--- Start TEXT BLOCK ---

So, I'd consider the svnadmin created repo (with contents dav db format hooks locks README.txt) to be equivalent to the git bare repo (as they both contain the entire history, without the actual files), so I hoped that the svnadmin repo could be setup for read-only HTTP cloning in the same way (that is, just by copying that folder contents on the server). Unfortunately, that is not so - it seems that even with HTTP access, svn actually communicates with a form of WebDAV on the server (Subversion Users: Re: dav directory does not exist; SVN RedBook: What is WebDAV?). So I tried sabre/dav out, but after a succesful plain setup (tested with cadaver DAV command line tool), I can only get svn: OPTIONS of 'http://...': 200 OK (http://...) if I point to a svnadmin repo directory (or to its dav/ subdirectory).
I guess what I want is probably not possible at the time:
Re: SVN or git via WebDav using SabreDAV - Google Groups
The SVN protocol requires a TON of extensions to plain webdav to work. You're basically out of luck here.
... but I wanted to confirm for sure with this question...
Thanks to the answer from #Evert; but unfortunately svnsync doesn't seem to help me here (it fails with "Repository moved permanently"); here is a set of commands that I run in bash on an Apache server directory, with some command responses written prefixed with #:
svn --version
# svn, version 1.6.6 (r40053)

--- End TEXT BLOCK ---
--- Start DATA ENTRIES ---

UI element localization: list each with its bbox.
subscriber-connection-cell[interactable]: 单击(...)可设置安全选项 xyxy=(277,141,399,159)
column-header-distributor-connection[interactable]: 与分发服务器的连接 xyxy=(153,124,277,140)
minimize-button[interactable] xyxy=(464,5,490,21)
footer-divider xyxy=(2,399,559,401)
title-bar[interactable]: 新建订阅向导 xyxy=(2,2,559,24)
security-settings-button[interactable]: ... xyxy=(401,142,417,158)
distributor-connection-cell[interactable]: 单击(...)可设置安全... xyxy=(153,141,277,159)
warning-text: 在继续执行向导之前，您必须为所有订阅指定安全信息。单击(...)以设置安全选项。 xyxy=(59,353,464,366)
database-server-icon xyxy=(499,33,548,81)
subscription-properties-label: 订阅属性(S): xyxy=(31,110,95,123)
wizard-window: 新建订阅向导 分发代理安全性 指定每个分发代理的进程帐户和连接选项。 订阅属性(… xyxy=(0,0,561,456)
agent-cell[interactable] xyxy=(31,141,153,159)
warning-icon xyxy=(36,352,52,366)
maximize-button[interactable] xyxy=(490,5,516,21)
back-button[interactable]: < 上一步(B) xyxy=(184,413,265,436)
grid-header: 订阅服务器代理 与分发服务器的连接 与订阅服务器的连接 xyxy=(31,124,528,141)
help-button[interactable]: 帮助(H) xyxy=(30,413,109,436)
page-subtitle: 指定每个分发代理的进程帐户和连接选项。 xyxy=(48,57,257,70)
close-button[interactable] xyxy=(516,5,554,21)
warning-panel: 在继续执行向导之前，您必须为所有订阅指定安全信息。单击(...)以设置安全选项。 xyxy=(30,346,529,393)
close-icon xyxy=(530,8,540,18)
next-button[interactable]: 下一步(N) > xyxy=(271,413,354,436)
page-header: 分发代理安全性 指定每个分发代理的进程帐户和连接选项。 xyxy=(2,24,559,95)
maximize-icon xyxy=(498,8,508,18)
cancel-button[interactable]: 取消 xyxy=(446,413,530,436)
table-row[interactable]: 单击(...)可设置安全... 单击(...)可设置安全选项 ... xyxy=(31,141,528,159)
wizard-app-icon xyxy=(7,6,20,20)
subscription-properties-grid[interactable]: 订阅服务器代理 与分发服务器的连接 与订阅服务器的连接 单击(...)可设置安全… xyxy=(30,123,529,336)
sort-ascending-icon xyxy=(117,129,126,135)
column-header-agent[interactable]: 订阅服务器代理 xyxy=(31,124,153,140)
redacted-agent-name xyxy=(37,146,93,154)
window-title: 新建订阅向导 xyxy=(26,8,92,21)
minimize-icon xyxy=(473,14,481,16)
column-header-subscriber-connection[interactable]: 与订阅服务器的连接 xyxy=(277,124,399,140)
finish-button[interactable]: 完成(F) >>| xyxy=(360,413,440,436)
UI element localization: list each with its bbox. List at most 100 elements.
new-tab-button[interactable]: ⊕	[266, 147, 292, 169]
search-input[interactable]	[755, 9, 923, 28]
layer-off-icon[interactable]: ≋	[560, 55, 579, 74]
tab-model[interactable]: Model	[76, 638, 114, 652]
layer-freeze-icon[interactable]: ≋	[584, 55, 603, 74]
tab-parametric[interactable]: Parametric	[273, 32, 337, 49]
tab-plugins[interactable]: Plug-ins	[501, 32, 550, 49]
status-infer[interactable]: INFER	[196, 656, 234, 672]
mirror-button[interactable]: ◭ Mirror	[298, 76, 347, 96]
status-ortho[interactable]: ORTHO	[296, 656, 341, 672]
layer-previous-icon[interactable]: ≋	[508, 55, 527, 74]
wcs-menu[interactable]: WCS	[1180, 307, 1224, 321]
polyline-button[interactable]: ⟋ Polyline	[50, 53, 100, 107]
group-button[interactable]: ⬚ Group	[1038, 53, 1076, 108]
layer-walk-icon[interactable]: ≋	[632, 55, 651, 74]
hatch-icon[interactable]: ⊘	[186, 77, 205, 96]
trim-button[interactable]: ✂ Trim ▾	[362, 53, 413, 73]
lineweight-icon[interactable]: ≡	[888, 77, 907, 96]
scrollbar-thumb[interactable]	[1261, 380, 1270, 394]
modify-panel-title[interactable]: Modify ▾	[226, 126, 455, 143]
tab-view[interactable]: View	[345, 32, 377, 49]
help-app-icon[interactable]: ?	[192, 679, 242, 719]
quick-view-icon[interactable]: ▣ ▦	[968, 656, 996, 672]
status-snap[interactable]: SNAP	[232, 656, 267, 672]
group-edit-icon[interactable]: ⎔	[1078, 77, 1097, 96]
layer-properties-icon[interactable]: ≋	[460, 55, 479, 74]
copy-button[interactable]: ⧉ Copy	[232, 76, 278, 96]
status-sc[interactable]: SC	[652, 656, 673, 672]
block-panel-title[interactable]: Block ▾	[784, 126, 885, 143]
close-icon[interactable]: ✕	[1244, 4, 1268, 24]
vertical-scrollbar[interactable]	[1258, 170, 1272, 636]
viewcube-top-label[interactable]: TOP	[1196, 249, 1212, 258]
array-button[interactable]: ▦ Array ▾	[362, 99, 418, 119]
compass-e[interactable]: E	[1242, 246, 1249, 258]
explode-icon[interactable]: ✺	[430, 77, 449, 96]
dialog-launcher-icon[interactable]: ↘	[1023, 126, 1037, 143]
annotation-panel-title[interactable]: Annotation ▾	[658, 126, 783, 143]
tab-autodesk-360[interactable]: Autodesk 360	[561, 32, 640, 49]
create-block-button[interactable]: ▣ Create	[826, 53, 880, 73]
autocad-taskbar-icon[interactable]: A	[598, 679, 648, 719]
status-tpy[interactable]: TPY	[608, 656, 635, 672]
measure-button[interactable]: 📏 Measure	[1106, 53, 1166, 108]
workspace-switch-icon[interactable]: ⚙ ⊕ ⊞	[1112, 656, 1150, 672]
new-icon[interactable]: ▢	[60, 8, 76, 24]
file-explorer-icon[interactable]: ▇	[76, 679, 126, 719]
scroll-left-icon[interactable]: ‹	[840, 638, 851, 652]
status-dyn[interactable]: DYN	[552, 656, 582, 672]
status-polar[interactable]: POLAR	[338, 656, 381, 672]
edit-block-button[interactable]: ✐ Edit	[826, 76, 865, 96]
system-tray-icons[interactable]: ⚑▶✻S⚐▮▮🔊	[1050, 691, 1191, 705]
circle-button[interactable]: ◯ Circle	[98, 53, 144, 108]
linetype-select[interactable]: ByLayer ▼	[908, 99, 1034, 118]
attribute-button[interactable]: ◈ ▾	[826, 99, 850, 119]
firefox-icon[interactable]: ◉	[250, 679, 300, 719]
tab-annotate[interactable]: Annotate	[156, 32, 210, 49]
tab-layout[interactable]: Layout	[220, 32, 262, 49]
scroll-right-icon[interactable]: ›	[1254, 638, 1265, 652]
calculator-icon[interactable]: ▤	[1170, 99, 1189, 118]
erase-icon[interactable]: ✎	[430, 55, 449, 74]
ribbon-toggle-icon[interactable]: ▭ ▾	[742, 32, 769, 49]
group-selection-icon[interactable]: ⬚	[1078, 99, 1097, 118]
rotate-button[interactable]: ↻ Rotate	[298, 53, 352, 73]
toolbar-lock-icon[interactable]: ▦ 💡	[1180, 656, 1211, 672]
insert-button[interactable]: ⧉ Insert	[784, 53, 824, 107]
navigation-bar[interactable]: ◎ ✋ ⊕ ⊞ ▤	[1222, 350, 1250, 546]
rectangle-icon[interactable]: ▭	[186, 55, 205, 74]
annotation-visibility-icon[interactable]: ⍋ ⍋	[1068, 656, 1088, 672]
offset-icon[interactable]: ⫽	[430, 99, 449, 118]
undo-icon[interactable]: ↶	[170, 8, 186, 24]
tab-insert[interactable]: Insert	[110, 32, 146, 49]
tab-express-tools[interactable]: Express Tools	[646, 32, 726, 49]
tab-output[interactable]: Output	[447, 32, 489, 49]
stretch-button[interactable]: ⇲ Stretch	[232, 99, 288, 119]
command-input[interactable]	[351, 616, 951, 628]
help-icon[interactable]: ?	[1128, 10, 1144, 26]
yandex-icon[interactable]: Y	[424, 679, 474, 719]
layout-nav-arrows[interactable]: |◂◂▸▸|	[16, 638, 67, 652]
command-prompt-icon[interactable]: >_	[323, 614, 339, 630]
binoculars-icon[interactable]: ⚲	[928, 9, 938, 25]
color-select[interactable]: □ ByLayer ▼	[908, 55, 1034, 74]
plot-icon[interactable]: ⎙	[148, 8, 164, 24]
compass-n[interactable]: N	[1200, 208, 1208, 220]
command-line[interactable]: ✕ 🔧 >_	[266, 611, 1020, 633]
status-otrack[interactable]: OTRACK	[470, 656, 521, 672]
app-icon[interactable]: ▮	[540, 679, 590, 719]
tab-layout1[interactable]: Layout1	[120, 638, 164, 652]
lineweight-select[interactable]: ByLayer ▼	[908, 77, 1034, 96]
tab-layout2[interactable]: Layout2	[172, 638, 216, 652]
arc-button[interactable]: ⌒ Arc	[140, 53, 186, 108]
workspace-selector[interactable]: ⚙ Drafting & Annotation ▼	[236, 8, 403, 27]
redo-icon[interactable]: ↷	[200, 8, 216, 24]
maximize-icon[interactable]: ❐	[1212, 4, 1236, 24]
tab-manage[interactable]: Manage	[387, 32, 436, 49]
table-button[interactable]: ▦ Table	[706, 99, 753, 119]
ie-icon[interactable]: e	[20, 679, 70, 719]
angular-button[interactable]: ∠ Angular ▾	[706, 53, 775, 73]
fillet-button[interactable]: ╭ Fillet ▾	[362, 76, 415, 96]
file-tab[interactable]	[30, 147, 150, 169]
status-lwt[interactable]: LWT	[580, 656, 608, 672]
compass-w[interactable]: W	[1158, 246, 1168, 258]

--- End DATA ENTRIES ---

> YOUR TASKS
a) According to the Subversion post, which tool was used to test the plain sabre/dav setup?
b) In the Subversion post, reproduce the part that opens with the words containing "I guess what" and closes with "with this question...".
c) Go on with the Subversion post from where it stops.

> ANSWERS TO THE EXERCISE
a) The cadaver DAV command line tool.

b)
I guess what I want is probably not possible at the time:
Re: SVN or git via WebDav using SabreDAV - Google Groups
The SVN protocol requires a TON of extensions to plain webdav to work. You're basically out of luck here.
... but I wanted to confirm for sure with this question...

c)
cd /media/www
svnadmin create mytest.svnfs
svn co file:///media/www/mytest.svnfs mytest.svn
cd mytest.svn
echo aaa >> test.txt
svn add test.txt
svn commit -m "init commit"
echo bbb >> test.txt
svn add test.txt
svn commit -m "2nd com mit"
wget -q --no-check-certificate http://localhost/mytest.svn -O - | head --bytes 120
# <!DOCTYPE HTML PUBLIC "-//W3C//DTD HTML 3.2 Final//EN">
# <html>
# <head>
# <title>Index of /mytest.svn</title>
cd ..
svnadmin create mytest.mirror
cat > mytest.mirror/hooks/pre-revprop-change <<'EOF'
#!/bin/sh
USER="$3"
if [ "$USER" = "syncuser" ]; then exit 0; fi
echo "Only the syncuser user can change revprops" >&2
exit 1
EOF
chmod +x mytest.mirror/hooks/pre-revprop-change
cat > mytest.mirror/hooks/start-commit <<'EOF'
#!/bin/sh
USER="$2"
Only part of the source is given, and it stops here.